_REQUIRED WORK_
Gather from the listing below each line that includes the word "base", and copy it.

_PROVIDED ENTRIES_
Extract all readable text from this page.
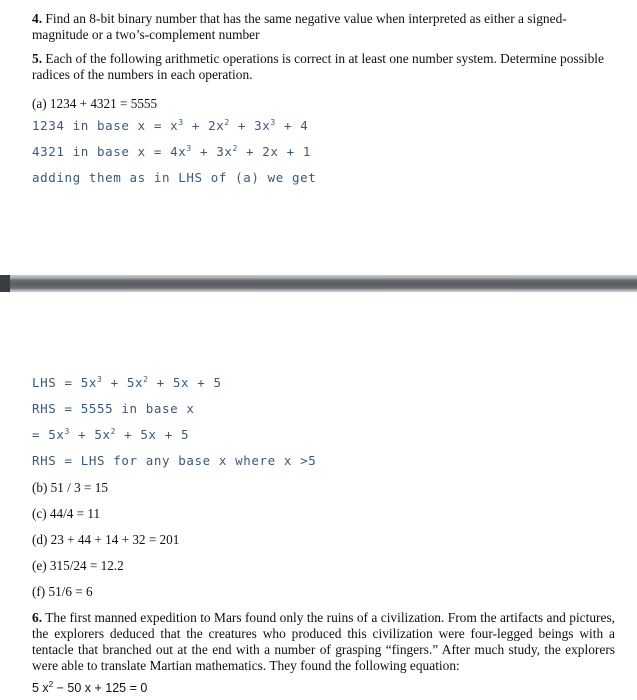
4. Find an 8-bit binary number that has the same negative value when interpreted as either a signed-magnitude or a two’s-complement number
5. Each of the following arithmetic operations is correct in at least one number system. Determine possible radices of the numbers in each operation.
(a) 1234 + 4321 = 5555
1234 in base $x = x^3 + 2x^2 + 3x^3 + 4$
4321 in base $x = 4x^3 + 3x^2 + 2x + 1$
adding them as in LHS of (a) we get
LHS = $5x^3 + 5x^2 + 5x + 5$
RHS = 5555 in base x
= $5x^3 + 5x^2 + 5x + 5$
RHS = LHS for any base x where x >5
(b) 51 / 3 = 15
(c) 44/4 = 11
(d) 23 + 44 + 14 + 32 = 201
(e) 315/24 = 12.2
(f) 51/6 = 6
6. The first manned expedition to Mars found only the ruins of a civilization. From the artifacts and pictures, the explorers deduced that the creatures who produced this civilization were four-legged beings with a tentacle that branched out at the end with a number of grasping “fingers.” After much study, the explorers were able to translate Martian mathematics. They found the following equation:
5 $x^2 - 50$ x + 125 = 0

_ANSWER TO THE PROBLEM_
1234 in base $x = x^3 + 2x^2 + 3x^3 + 4$
4321 in base $x = 4x^3 + 3x^2 + 2x + 1$
RHS = 5555 in base x
RHS = LHS for any base x where x >5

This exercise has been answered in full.